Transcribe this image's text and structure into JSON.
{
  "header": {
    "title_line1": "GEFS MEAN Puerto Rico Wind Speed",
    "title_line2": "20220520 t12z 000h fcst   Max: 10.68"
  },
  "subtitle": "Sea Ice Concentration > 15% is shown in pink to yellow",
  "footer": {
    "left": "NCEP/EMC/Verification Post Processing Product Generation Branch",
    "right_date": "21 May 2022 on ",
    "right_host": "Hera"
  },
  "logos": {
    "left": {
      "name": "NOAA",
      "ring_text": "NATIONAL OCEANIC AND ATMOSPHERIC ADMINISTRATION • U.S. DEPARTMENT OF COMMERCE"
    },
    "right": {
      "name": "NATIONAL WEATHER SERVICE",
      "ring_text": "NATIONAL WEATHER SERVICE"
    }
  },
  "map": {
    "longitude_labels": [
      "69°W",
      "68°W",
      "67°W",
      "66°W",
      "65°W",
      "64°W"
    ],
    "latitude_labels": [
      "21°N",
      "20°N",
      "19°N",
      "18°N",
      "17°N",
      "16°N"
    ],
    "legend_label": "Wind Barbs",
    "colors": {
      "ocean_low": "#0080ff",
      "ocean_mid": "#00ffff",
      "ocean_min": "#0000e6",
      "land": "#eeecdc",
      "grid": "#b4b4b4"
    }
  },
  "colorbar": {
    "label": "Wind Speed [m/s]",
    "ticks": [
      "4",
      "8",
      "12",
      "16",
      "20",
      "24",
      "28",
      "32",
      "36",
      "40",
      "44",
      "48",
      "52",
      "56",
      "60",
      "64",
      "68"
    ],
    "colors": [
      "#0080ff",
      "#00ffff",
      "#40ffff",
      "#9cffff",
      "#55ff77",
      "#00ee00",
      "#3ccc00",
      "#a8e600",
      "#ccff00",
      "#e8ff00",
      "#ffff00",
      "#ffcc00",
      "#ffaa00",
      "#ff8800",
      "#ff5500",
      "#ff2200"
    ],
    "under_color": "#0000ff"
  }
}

▶ _What the task asks_
The whole listing above needs to be written out again exactly.

▶ _Reply_
Transcribe this image's text and structure into JSON.
{
  "header": {
    "title_line1": "GEFS MEAN Puerto Rico Wind Speed",
    "title_line2": "20220520 t12z 000h fcst   Max: 10.68"
  },
  "subtitle": "Sea Ice Concentration > 15% is shown in pink to yellow",
  "footer": {
    "left": "NCEP/EMC/Verification Post Processing Product Generation Branch",
    "right_date": "21 May 2022 on ",
    "right_host": "Hera"
  },
  "logos": {
    "left": {
      "name": "NOAA",
      "ring_text": "NATIONAL OCEANIC AND ATMOSPHERIC ADMINISTRATION • U.S. DEPARTMENT OF COMMERCE"
    },
    "right": {
      "name": "NATIONAL WEATHER SERVICE",
      "ring_text": "NATIONAL WEATHER SERVICE"
    }
  },
  "map": {
    "longitude_labels": [
      "69°W",
      "68°W",
      "67°W",
      "66°W",
      "65°W",
      "64°W"
    ],
    "latitude_labels": [
      "21°N",
      "20°N",
      "19°N",
      "18°N",
      "17°N",
      "16°N"
    ],
    "legend_label": "Wind Barbs",
    "colors": {
      "ocean_low": "#0080ff",
      "ocean_mid": "#00ffff",
      "ocean_min": "#0000e6",
      "land": "#eeecdc",
      "grid": "#b4b4b4"
    }
  },
  "colorbar": {
    "label": "Wind Speed [m/s]",
    "ticks": [
      "4",
      "8",
      "12",
      "16",
      "20",
      "24",
      "28",
      "32",
      "36",
      "40",
      "44",
      "48",
      "52",
      "56",
      "60",
      "64",
      "68"
    ],
    "colors": [
      "#0080ff",
      "#00ffff",
      "#40ffff",
      "#9cffff",
      "#55ff77",
      "#00ee00",
      "#3ccc00",
      "#a8e600",
      "#ccff00",
      "#e8ff00",
      "#ffff00",
      "#ffcc00",
      "#ffaa00",
      "#ff8800",
      "#ff5500",
      "#ff2200"
    ],
    "under_color": "#0000ff"
  }
}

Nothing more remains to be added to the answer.